• _Exercise goal_
Search the records for the word "value" and pick out every line that has it.

Saved entries:

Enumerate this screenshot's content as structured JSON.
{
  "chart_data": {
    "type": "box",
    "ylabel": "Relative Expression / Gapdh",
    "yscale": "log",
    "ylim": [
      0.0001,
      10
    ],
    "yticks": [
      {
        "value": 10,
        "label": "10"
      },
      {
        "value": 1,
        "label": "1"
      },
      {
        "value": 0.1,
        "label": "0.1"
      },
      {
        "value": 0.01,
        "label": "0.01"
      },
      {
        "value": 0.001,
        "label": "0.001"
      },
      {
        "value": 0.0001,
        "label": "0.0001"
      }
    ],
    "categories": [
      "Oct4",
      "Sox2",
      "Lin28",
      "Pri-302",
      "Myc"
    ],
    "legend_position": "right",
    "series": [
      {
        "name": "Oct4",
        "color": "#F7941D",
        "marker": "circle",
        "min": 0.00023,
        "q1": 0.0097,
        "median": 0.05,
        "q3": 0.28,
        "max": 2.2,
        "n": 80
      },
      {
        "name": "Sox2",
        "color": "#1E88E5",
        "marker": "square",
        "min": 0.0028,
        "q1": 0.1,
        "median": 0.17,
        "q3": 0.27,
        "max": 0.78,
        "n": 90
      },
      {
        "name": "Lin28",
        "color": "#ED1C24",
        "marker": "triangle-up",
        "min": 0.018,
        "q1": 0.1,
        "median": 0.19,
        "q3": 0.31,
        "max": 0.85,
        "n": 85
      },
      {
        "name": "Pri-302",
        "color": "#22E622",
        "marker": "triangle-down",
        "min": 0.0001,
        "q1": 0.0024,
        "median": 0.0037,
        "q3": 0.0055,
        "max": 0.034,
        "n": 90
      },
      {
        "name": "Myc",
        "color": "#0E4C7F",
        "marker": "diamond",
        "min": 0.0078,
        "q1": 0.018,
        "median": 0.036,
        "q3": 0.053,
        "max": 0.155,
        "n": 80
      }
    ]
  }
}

==

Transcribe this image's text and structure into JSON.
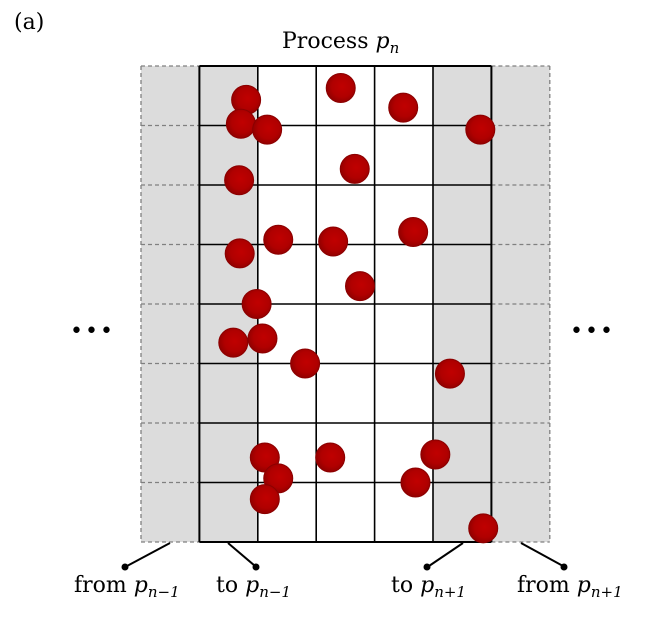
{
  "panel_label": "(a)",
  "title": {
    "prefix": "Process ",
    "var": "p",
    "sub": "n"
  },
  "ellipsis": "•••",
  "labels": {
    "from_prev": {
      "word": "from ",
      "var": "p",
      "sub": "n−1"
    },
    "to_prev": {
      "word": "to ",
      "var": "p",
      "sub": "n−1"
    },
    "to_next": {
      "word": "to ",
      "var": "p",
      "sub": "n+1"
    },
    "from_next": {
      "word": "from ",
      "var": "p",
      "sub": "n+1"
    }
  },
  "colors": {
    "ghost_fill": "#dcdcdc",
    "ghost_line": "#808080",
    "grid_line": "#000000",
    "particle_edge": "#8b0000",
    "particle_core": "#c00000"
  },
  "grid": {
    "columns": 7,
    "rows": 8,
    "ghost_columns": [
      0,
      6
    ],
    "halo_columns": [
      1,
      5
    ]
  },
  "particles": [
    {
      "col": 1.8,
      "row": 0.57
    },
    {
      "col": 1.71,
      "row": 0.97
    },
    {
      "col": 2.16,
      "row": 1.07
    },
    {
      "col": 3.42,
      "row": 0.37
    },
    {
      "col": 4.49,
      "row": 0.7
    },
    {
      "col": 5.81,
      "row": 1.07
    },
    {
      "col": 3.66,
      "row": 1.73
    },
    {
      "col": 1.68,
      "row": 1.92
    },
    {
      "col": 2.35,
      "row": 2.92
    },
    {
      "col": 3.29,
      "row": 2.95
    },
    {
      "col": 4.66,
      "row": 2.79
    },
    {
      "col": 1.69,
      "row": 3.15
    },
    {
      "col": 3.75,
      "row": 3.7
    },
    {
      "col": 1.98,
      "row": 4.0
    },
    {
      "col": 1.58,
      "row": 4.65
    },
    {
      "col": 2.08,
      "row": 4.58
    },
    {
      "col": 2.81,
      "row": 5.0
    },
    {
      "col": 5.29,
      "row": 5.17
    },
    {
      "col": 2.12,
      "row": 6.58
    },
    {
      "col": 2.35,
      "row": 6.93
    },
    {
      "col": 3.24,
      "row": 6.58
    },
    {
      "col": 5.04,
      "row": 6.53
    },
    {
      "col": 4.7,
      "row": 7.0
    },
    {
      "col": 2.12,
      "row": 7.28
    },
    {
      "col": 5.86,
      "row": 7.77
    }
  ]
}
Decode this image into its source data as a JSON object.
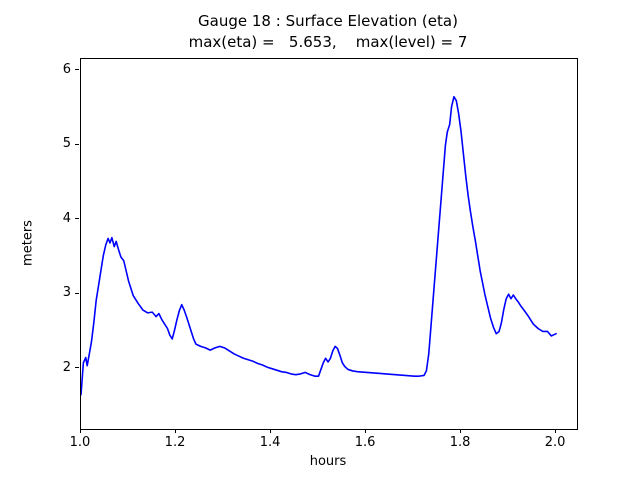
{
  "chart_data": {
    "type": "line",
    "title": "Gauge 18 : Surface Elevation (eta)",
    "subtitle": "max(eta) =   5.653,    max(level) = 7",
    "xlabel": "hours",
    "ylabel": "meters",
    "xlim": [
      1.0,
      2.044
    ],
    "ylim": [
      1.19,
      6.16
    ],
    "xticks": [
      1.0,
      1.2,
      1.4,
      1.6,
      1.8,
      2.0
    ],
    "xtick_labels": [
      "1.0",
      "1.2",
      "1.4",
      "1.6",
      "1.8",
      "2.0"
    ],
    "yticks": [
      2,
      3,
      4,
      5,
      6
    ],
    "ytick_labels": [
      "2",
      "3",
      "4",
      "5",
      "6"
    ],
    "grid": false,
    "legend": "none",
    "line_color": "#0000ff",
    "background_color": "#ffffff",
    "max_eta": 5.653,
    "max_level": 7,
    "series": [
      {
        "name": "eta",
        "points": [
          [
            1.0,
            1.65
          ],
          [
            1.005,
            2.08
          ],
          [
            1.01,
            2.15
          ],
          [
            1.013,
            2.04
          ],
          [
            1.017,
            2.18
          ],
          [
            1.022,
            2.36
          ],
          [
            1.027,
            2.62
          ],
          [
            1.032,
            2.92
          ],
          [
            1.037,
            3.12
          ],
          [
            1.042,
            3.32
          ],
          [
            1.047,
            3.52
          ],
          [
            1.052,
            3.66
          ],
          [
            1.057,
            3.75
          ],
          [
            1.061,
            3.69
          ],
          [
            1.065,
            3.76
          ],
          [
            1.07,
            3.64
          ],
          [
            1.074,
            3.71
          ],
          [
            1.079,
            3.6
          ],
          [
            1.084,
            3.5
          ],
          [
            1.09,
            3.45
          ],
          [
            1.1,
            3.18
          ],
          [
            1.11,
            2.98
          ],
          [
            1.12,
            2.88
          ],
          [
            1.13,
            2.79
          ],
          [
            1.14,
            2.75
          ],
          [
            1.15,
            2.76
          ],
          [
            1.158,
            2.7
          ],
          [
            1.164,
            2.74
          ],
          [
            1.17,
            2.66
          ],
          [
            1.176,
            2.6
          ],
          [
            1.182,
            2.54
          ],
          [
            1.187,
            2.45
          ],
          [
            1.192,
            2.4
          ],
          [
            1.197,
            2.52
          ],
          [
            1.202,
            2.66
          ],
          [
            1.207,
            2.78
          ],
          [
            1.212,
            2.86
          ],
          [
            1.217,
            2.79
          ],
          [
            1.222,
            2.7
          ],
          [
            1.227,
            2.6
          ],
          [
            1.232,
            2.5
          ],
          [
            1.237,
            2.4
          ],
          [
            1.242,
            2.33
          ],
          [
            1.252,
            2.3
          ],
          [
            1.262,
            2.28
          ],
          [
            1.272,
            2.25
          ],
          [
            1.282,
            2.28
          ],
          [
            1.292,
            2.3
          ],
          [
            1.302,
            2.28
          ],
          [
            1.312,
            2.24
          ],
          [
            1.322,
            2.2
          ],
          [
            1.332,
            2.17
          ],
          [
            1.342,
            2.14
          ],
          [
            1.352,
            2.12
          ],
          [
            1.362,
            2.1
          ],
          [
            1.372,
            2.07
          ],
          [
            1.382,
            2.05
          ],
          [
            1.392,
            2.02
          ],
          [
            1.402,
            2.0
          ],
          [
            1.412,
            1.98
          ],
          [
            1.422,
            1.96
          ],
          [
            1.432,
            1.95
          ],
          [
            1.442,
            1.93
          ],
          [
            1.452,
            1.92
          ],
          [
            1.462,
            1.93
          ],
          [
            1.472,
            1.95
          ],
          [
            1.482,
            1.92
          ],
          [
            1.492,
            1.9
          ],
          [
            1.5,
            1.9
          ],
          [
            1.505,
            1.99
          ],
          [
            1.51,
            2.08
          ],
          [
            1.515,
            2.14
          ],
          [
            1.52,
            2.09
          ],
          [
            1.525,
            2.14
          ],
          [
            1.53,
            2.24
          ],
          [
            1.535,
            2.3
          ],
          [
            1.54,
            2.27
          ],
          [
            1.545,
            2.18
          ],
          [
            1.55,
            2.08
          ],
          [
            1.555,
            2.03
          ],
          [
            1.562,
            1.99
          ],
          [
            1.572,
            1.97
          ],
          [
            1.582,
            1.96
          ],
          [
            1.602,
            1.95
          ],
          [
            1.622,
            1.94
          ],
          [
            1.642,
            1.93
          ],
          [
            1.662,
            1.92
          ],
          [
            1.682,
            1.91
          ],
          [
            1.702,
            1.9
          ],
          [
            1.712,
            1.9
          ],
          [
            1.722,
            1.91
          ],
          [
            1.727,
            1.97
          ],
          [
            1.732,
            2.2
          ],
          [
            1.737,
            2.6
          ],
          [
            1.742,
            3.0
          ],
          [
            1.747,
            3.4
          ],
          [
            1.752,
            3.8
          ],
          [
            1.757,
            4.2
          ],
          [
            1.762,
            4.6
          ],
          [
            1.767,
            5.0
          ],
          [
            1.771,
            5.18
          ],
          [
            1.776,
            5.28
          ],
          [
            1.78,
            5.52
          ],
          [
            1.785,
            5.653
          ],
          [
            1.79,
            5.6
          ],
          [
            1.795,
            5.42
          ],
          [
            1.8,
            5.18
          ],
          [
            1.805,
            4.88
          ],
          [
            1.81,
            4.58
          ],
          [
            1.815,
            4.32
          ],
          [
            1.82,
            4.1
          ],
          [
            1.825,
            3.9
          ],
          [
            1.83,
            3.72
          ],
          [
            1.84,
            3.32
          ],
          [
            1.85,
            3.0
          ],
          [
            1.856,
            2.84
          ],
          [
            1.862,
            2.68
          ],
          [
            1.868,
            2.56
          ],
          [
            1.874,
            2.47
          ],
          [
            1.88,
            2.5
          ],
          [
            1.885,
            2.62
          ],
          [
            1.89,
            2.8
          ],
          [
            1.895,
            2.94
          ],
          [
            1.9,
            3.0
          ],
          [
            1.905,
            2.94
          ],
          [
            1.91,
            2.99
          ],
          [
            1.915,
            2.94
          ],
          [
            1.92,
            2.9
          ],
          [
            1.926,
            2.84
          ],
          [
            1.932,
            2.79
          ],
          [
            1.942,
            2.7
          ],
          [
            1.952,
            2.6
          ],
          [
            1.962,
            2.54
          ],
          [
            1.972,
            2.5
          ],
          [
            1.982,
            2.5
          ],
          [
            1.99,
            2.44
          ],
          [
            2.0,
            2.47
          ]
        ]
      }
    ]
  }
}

• _Completed exercise_
        "value": 10,
        "value": 1,
        "value": 0.1,
        "value": 0.01,
        "value": 0.001,
        "value": 0.0001,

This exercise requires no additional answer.